***** Given records *****

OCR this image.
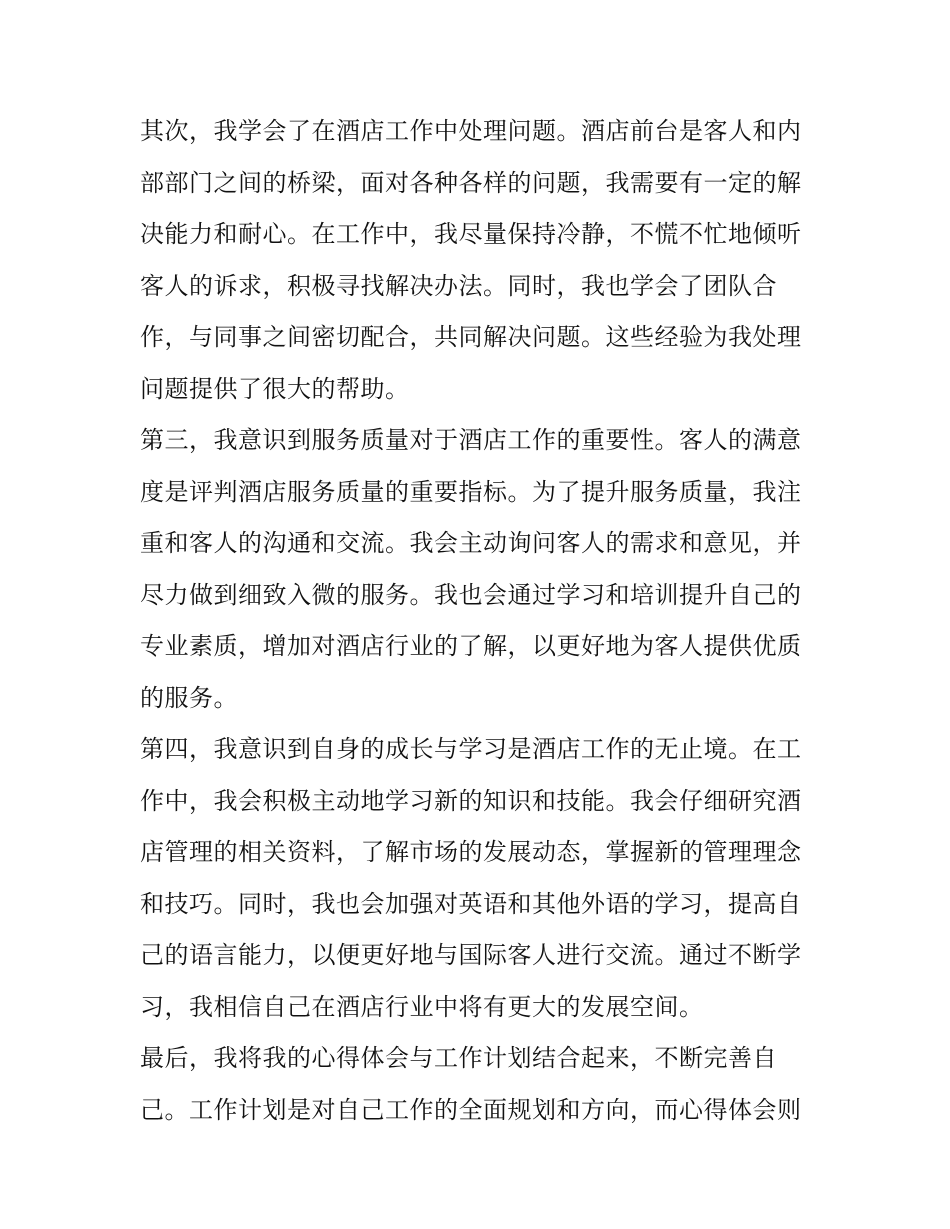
其次，我学会了在酒店工作中处理问题。酒店前台是客人和内
部部门之间的桥梁，面对各种各样的问题，我需要有一定的解
决能力和耐心。在工作中，我尽量保持冷静，不慌不忙地倾听
客人的诉求，积极寻找解决办法。同时，我也学会了团队合
作，与同事之间密切配合，共同解决问题。这些经验为我处理
问题提供了很大的帮助。
第三，我意识到服务质量对于酒店工作的重要性。客人的满意
度是评判酒店服务质量的重要指标。为了提升服务质量，我注
重和客人的沟通和交流。我会主动询问客人的需求和意见，并
尽力做到细致入微的服务。我也会通过学习和培训提升自己的
专业素质，增加对酒店行业的了解，以更好地为客人提供优质
的服务。
第四，我意识到自身的成长与学习是酒店工作的无止境。在工
作中，我会积极主动地学习新的知识和技能。我会仔细研究酒
店管理的相关资料，了解市场的发展动态，掌握新的管理理念
和技巧。同时，我也会加强对英语和其他外语的学习，提高自
己的语言能力，以便更好地与国际客人进行交流。通过不断学
习，我相信自己在酒店行业中将有更大的发展空间。
最后，我将我的心得体会与工作计划结合起来，不断完善自
己。工作计划是对自己工作的全面规划和方向，而心得体会则
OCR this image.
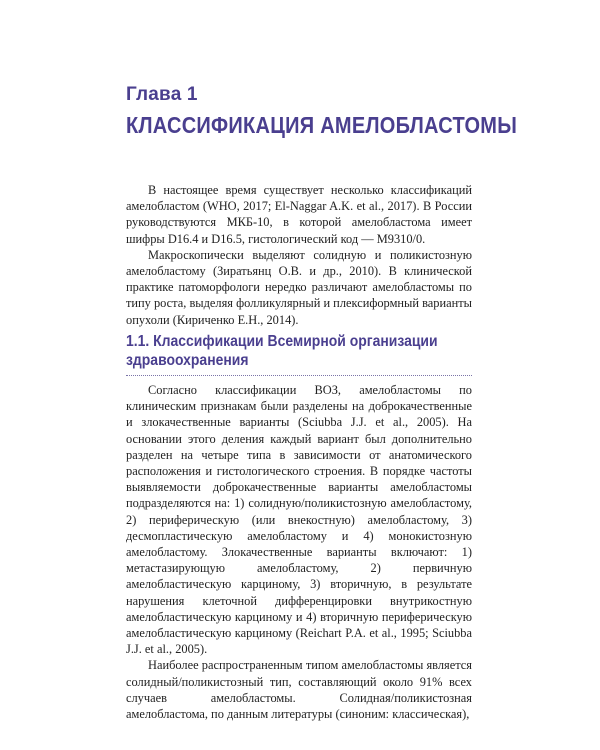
Глава 1
КЛАССИФИКАЦИЯ АМЕЛОБЛАСТОМЫ

В настоящее время существует несколько классификаций амелобластом (WHO, 2017; El-Naggar A.K. et al., 2017). В России руководствуются МКБ-10, в которой амелобластома имеет шифры D16.4 и D16.5, гистологический код — M9310/0.

Макроскопически выделяют солидную и поликистозную амелобластому (Зиратьянц О.В. и др., 2010). В клинической практике патоморфологи нередко различают амелобластомы по типу роста, выделяя фолликулярный и плексиформный варианты опухоли (Кириченко Е.Н., 2014).

1.1. Классификации Всемирной организации
здравоохранения

Согласно классификации ВОЗ, амелобластомы по клиническим признакам были разделены на доброкачественные и злокачественные варианты (Sciubba J.J. et al., 2005). На основании этого деления каждый вариант был дополнительно разделен на четыре типа в зависимости от анатомического расположения и гистологического строения. В порядке частоты выявляемости доброкачественные варианты амелобластомы подразделяются на: 1) солидную/поликистозную амелобластому, 2) периферическую (или внекостную) амелобластому, 3) десмопластическую амелобластому и 4) монокистозную амелобластому. Злокачественные варианты включают: 1) метастазирующую амелобластому, 2) первичную амелобластическую карциному, 3) вторичную, в результате нарушения клеточной дифференцировки внутрикостную амелобластическую карциному и 4) вторичную периферическую амелобластическую карциному (Reichart P.A. et al., 1995; Sciubba J.J. et al., 2005).

Наиболее распространенным типом амелобластомы является солидный/поликистозный тип, составляющий около 91% всех случаев амелобластомы. Солидная/поликистозная амелобластома, по данным литературы (синоним: классическая),
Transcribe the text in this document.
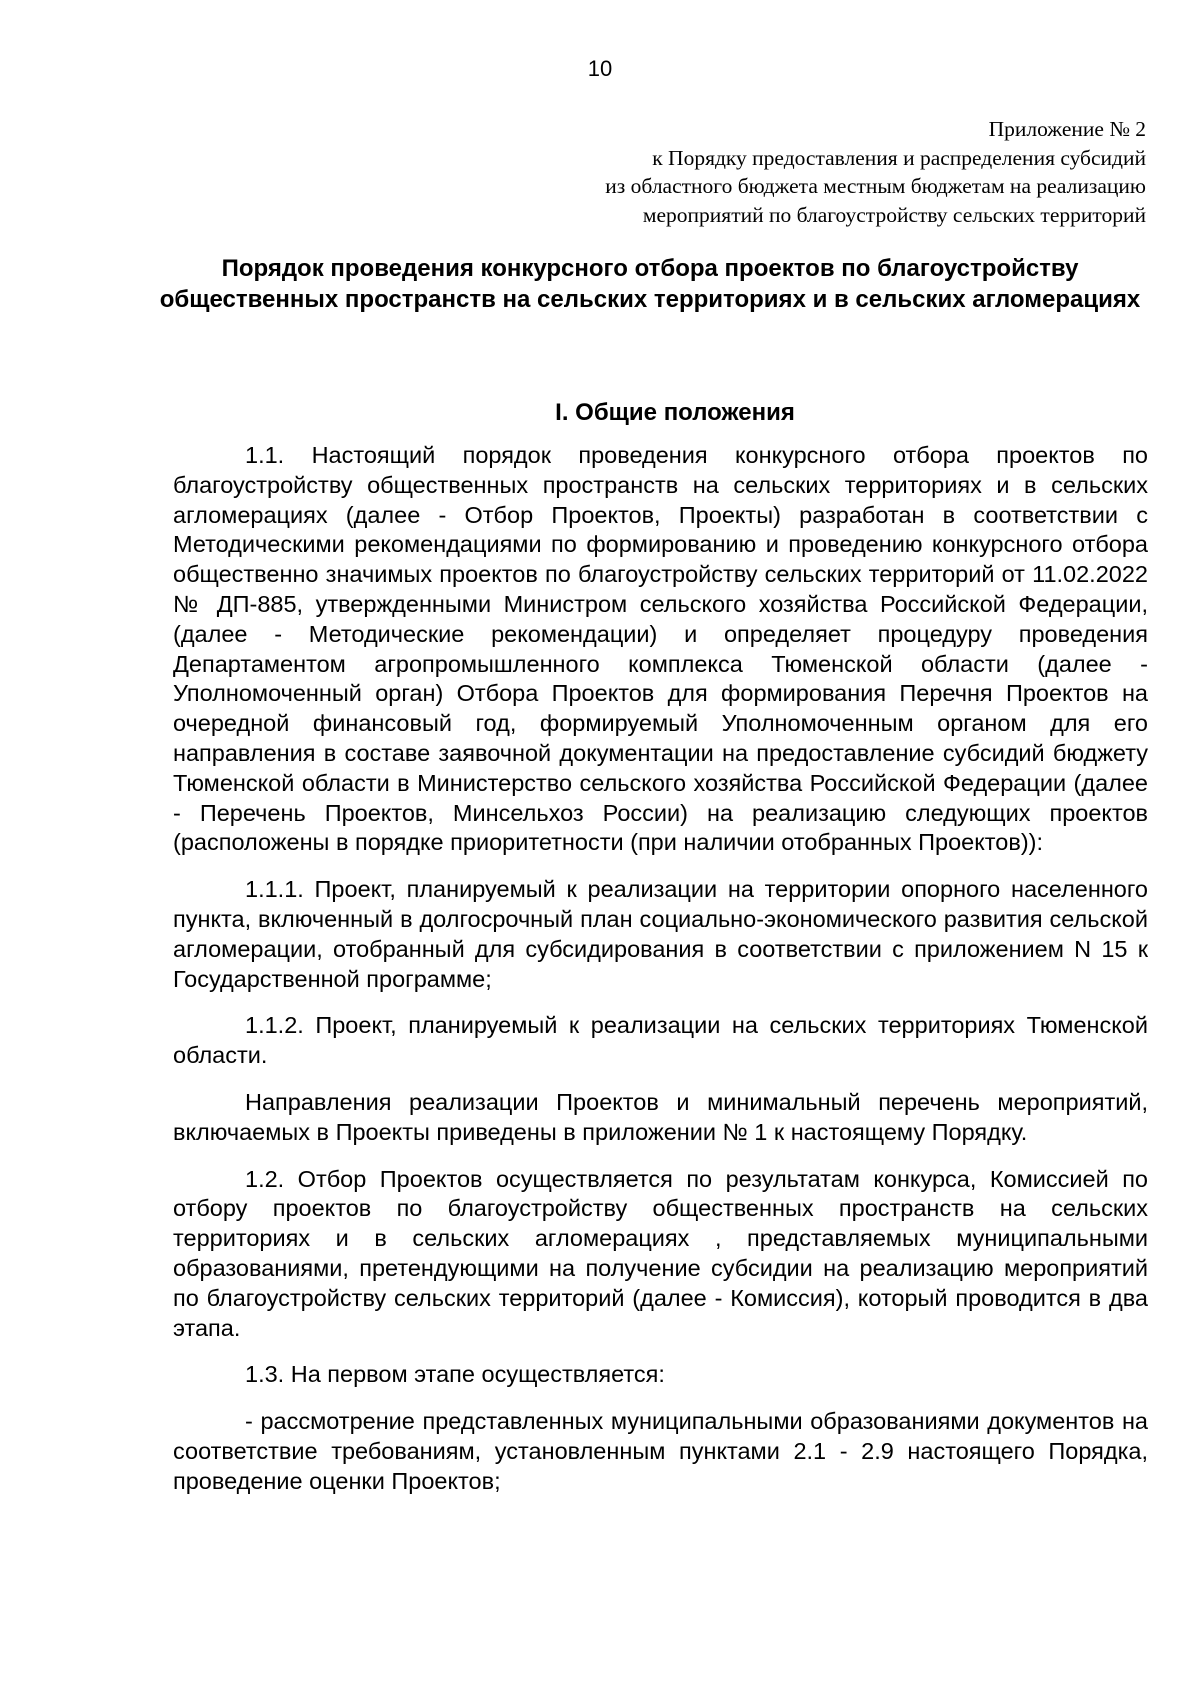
10
Приложение № 2
к Порядку предоставления и распределения субсидий
из областного бюджета местным бюджетам на реализацию
мероприятий по благоустройству сельских территорий
Порядок проведения конкурсного отбора проектов по благоустройству общественных пространств на сельских территориях и в сельских агломерациях
I. Общие положения

1.1. Настоящий порядок проведения конкурсного отбора проектов по благоустройству общественных пространств на сельских территориях и в сельских агломерациях (далее - Отбор Проектов, Проекты) разработан в соответствии с Методическими рекомендациями по формированию и проведению конкурсного отбора общественно значимых проектов по благоустройству сельских территорий от 11.02.2022 № ДП-885, утвержденными Министром сельского хозяйства Российской Федерации, (далее - Методические рекомендации) и определяет процедуру проведения Департаментом агропромышленного комплекса Тюменской области (далее - Уполномоченный орган) Отбора Проектов для формирования Перечня Проектов на очередной финансовый год, формируемый Уполномоченным органом для его направления в составе заявочной документации на предоставление субсидий бюджету Тюменской области в Министерство сельского хозяйства Российской Федерации (далее - Перечень Проектов, Минсельхоз России) на реализацию следующих проектов (расположены в порядке приоритетности (при наличии отобранных Проектов)):

1.1.1. Проект, планируемый к реализации на территории опорного населенного пункта, включенный в долгосрочный план социально-экономического развития сельской агломерации, отобранный для субсидирования в соответствии с приложением N 15 к Государственной программе;

1.1.2. Проект, планируемый к реализации на сельских территориях Тюменской области.

Направления реализации Проектов и минимальный перечень мероприятий, включаемых в Проекты приведены в приложении № 1 к настоящему Порядку.

1.2. Отбор Проектов осуществляется по результатам конкурса, Комиссией по отбору проектов по благоустройству общественных пространств на сельских территориях и в сельских агломерациях , представляемых муниципальными образованиями, претендующими на получение субсидии на реализацию мероприятий по благоустройству сельских территорий (далее - Комиссия), который проводится в два этапа.

1.3. На первом этапе осуществляется:

- рассмотрение представленных муниципальными образованиями документов на соответствие требованиям, установленным пунктами 2.1 - 2.9 настоящего Порядка, проведение оценки Проектов;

*****

## Goal of the exercise
Transcribe the listing above verbatim. Omit the pictures.

## Task answer
OCR this image.
其次，我学会了在酒店工作中处理问题。酒店前台是客人和内
部部门之间的桥梁，面对各种各样的问题，我需要有一定的解
决能力和耐心。在工作中，我尽量保持冷静，不慌不忙地倾听
客人的诉求，积极寻找解决办法。同时，我也学会了团队合
作，与同事之间密切配合，共同解决问题。这些经验为我处理
问题提供了很大的帮助。
第三，我意识到服务质量对于酒店工作的重要性。客人的满意
度是评判酒店服务质量的重要指标。为了提升服务质量，我注
重和客人的沟通和交流。我会主动询问客人的需求和意见，并
尽力做到细致入微的服务。我也会通过学习和培训提升自己的
专业素质，增加对酒店行业的了解，以更好地为客人提供优质
的服务。
第四，我意识到自身的成长与学习是酒店工作的无止境。在工
作中，我会积极主动地学习新的知识和技能。我会仔细研究酒
店管理的相关资料，了解市场的发展动态，掌握新的管理理念
和技巧。同时，我也会加强对英语和其他外语的学习，提高自
己的语言能力，以便更好地与国际客人进行交流。通过不断学
习，我相信自己在酒店行业中将有更大的发展空间。
最后，我将我的心得体会与工作计划结合起来，不断完善自
己。工作计划是对自己工作的全面规划和方向，而心得体会则
OCR this image.
Глава 1
КЛАССИФИКАЦИЯ АМЕЛОБЛАСТОМЫ

В настоящее время существует несколько классификаций амелобластом (WHO, 2017; El-Naggar A.K. et al., 2017). В России руководствуются МКБ-10, в которой амелобластома имеет шифры D16.4 и D16.5, гистологический код — M9310/0.

Макроскопически выделяют солидную и поликистозную амелобластому (Зиратьянц О.В. и др., 2010). В клинической практике патоморфологи нередко различают амелобластомы по типу роста, выделяя фолликулярный и плексиформный варианты опухоли (Кириченко Е.Н., 2014).

1.1. Классификации Всемирной организации
здравоохранения

Согласно классификации ВОЗ, амелобластомы по клиническим признакам были разделены на доброкачественные и злокачественные варианты (Sciubba J.J. et al., 2005). На основании этого деления каждый вариант был дополнительно разделен на четыре типа в зависимости от анатомического расположения и гистологического строения. В порядке частоты выявляемости доброкачественные варианты амелобластомы подразделяются на: 1) солидную/поликистозную амелобластому, 2) периферическую (или внекостную) амелобластому, 3) десмопластическую амелобластому и 4) монокистозную амелобластому. Злокачественные варианты включают: 1) метастазирующую амелобластому, 2) первичную амелобластическую карциному, 3) вторичную, в результате нарушения клеточной дифференцировки внутрикостную амелобластическую карциному и 4) вторичную периферическую амелобластическую карциному (Reichart P.A. et al., 1995; Sciubba J.J. et al., 2005).

Наиболее распространенным типом амелобластомы является солидный/поликистозный тип, составляющий около 91% всех случаев амелобластомы. Солидная/поликистозная амелобластома, по данным литературы (синоним: классическая),
Transcribe the text in this document.
10
Приложение № 2
к Порядку предоставления и распределения субсидий
из областного бюджета местным бюджетам на реализацию
мероприятий по благоустройству сельских территорий
Порядок проведения конкурсного отбора проектов по благоустройству общественных пространств на сельских территориях и в сельских агломерациях
I. Общие положения

1.1. Настоящий порядок проведения конкурсного отбора проектов по благоустройству общественных пространств на сельских территориях и в сельских агломерациях (далее - Отбор Проектов, Проекты) разработан в соответствии с Методическими рекомендациями по формированию и проведению конкурсного отбора общественно значимых проектов по благоустройству сельских территорий от 11.02.2022 № ДП-885, утвержденными Министром сельского хозяйства Российской Федерации, (далее - Методические рекомендации) и определяет процедуру проведения Департаментом агропромышленного комплекса Тюменской области (далее - Уполномоченный орган) Отбора Проектов для формирования Перечня Проектов на очередной финансовый год, формируемый Уполномоченным органом для его направления в составе заявочной документации на предоставление субсидий бюджету Тюменской области в Министерство сельского хозяйства Российской Федерации (далее - Перечень Проектов, Минсельхоз России) на реализацию следующих проектов (расположены в порядке приоритетности (при наличии отобранных Проектов)):

1.1.1. Проект, планируемый к реализации на территории опорного населенного пункта, включенный в долгосрочный план социально-экономического развития сельской агломерации, отобранный для субсидирования в соответствии с приложением N 15 к Государственной программе;

1.1.2. Проект, планируемый к реализации на сельских территориях Тюменской области.

Направления реализации Проектов и минимальный перечень мероприятий, включаемых в Проекты приведены в приложении № 1 к настоящему Порядку.

1.2. Отбор Проектов осуществляется по результатам конкурса, Комиссией по отбору проектов по благоустройству общественных пространств на сельских территориях и в сельских агломерациях , представляемых муниципальными образованиями, претендующими на получение субсидии на реализацию мероприятий по благоустройству сельских территорий (далее - Комиссия), который проводится в два этапа.

1.3. На первом этапе осуществляется:

- рассмотрение представленных муниципальными образованиями документов на соответствие требованиям, установленным пунктами 2.1 - 2.9 настоящего Порядка, проведение оценки Проектов;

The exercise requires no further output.